BEGIN Input records

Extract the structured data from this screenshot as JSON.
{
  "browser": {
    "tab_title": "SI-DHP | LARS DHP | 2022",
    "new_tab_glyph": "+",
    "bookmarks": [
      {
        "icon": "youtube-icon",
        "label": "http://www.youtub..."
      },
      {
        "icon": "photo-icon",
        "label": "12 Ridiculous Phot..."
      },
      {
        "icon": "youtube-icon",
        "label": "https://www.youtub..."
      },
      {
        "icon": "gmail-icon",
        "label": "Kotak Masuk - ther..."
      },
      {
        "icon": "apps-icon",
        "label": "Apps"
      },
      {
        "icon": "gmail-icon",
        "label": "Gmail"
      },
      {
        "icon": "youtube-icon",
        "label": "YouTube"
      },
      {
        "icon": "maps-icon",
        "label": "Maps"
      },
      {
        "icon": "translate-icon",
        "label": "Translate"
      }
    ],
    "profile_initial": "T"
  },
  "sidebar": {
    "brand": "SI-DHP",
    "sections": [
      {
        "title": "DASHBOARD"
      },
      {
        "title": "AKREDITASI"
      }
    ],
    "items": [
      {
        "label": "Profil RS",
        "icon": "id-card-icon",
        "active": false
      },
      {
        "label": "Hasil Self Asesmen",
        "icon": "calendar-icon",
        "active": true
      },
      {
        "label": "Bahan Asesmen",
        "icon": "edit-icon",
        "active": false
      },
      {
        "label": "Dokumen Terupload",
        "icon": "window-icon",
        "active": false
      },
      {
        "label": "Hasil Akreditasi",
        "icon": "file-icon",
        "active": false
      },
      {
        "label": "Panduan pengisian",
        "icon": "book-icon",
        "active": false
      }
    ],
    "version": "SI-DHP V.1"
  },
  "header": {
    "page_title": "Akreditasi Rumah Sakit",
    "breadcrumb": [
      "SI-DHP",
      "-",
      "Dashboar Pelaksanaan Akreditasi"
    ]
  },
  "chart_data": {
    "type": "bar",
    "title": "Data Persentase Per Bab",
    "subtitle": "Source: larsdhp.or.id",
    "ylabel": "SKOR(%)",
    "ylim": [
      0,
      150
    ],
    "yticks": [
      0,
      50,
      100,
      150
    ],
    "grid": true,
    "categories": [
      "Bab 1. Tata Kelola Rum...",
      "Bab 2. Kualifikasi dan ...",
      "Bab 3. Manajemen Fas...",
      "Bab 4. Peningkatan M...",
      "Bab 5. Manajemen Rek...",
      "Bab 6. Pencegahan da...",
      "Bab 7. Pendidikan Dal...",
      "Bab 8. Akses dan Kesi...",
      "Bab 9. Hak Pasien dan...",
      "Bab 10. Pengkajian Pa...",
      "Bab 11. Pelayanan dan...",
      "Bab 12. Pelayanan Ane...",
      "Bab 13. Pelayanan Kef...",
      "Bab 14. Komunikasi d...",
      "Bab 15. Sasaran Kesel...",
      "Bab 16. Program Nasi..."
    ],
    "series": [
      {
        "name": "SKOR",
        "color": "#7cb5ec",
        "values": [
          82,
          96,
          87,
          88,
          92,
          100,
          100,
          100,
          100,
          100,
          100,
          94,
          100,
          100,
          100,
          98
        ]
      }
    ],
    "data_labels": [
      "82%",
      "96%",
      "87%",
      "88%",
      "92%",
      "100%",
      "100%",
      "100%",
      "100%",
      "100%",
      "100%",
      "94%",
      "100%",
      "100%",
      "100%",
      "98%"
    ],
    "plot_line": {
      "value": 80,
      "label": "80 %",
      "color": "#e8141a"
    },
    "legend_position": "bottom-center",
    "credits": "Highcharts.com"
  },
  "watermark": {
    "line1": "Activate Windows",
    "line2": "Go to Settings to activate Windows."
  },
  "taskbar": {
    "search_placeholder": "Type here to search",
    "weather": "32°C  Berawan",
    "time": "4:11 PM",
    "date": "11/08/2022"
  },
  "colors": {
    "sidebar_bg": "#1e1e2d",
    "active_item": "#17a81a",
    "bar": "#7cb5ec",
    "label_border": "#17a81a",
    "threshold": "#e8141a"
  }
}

END Input records

All of the material must be reproduced exactly.

Extract the structured data from this screenshot as JSON.
{
  "browser": {
    "tab_title": "SI-DHP | LARS DHP | 2022",
    "new_tab_glyph": "+",
    "bookmarks": [
      {
        "icon": "youtube-icon",
        "label": "http://www.youtub..."
      },
      {
        "icon": "photo-icon",
        "label": "12 Ridiculous Phot..."
      },
      {
        "icon": "youtube-icon",
        "label": "https://www.youtub..."
      },
      {
        "icon": "gmail-icon",
        "label": "Kotak Masuk - ther..."
      },
      {
        "icon": "apps-icon",
        "label": "Apps"
      },
      {
        "icon": "gmail-icon",
        "label": "Gmail"
      },
      {
        "icon": "youtube-icon",
        "label": "YouTube"
      },
      {
        "icon": "maps-icon",
        "label": "Maps"
      },
      {
        "icon": "translate-icon",
        "label": "Translate"
      }
    ],
    "profile_initial": "T"
  },
  "sidebar": {
    "brand": "SI-DHP",
    "sections": [
      {
        "title": "DASHBOARD"
      },
      {
        "title": "AKREDITASI"
      }
    ],
    "items": [
      {
        "label": "Profil RS",
        "icon": "id-card-icon",
        "active": false
      },
      {
        "label": "Hasil Self Asesmen",
        "icon": "calendar-icon",
        "active": true
      },
      {
        "label": "Bahan Asesmen",
        "icon": "edit-icon",
        "active": false
      },
      {
        "label": "Dokumen Terupload",
        "icon": "window-icon",
        "active": false
      },
      {
        "label": "Hasil Akreditasi",
        "icon": "file-icon",
        "active": false
      },
      {
        "label": "Panduan pengisian",
        "icon": "book-icon",
        "active": false
      }
    ],
    "version": "SI-DHP V.1"
  },
  "header": {
    "page_title": "Akreditasi Rumah Sakit",
    "breadcrumb": [
      "SI-DHP",
      "-",
      "Dashboar Pelaksanaan Akreditasi"
    ]
  },
  "chart_data": {
    "type": "bar",
    "title": "Data Persentase Per Bab",
    "subtitle": "Source: larsdhp.or.id",
    "ylabel": "SKOR(%)",
    "ylim": [
      0,
      150
    ],
    "yticks": [
      0,
      50,
      100,
      150
    ],
    "grid": true,
    "categories": [
      "Bab 1. Tata Kelola Rum...",
      "Bab 2. Kualifikasi dan ...",
      "Bab 3. Manajemen Fas...",
      "Bab 4. Peningkatan M...",
      "Bab 5. Manajemen Rek...",
      "Bab 6. Pencegahan da...",
      "Bab 7. Pendidikan Dal...",
      "Bab 8. Akses dan Kesi...",
      "Bab 9. Hak Pasien dan...",
      "Bab 10. Pengkajian Pa...",
      "Bab 11. Pelayanan dan...",
      "Bab 12. Pelayanan Ane...",
      "Bab 13. Pelayanan Kef...",
      "Bab 14. Komunikasi d...",
      "Bab 15. Sasaran Kesel...",
      "Bab 16. Program Nasi..."
    ],
    "series": [
      {
        "name": "SKOR",
        "color": "#7cb5ec",
        "values": [
          82,
          96,
          87,
          88,
          92,
          100,
          100,
          100,
          100,
          100,
          100,
          94,
          100,
          100,
          100,
          98
        ]
      }
    ],
    "data_labels": [
      "82%",
      "96%",
      "87%",
      "88%",
      "92%",
      "100%",
      "100%",
      "100%",
      "100%",
      "100%",
      "100%",
      "94%",
      "100%",
      "100%",
      "100%",
      "98%"
    ],
    "plot_line": {
      "value": 80,
      "label": "80 %",
      "color": "#e8141a"
    },
    "legend_position": "bottom-center",
    "credits": "Highcharts.com"
  },
  "watermark": {
    "line1": "Activate Windows",
    "line2": "Go to Settings to activate Windows."
  },
  "taskbar": {
    "search_placeholder": "Type here to search",
    "weather": "32°C  Berawan",
    "time": "4:11 PM",
    "date": "11/08/2022"
  },
  "colors": {
    "sidebar_bg": "#1e1e2d",
    "active_item": "#17a81a",
    "bar": "#7cb5ec",
    "label_border": "#17a81a",
    "threshold": "#e8141a"
  }
}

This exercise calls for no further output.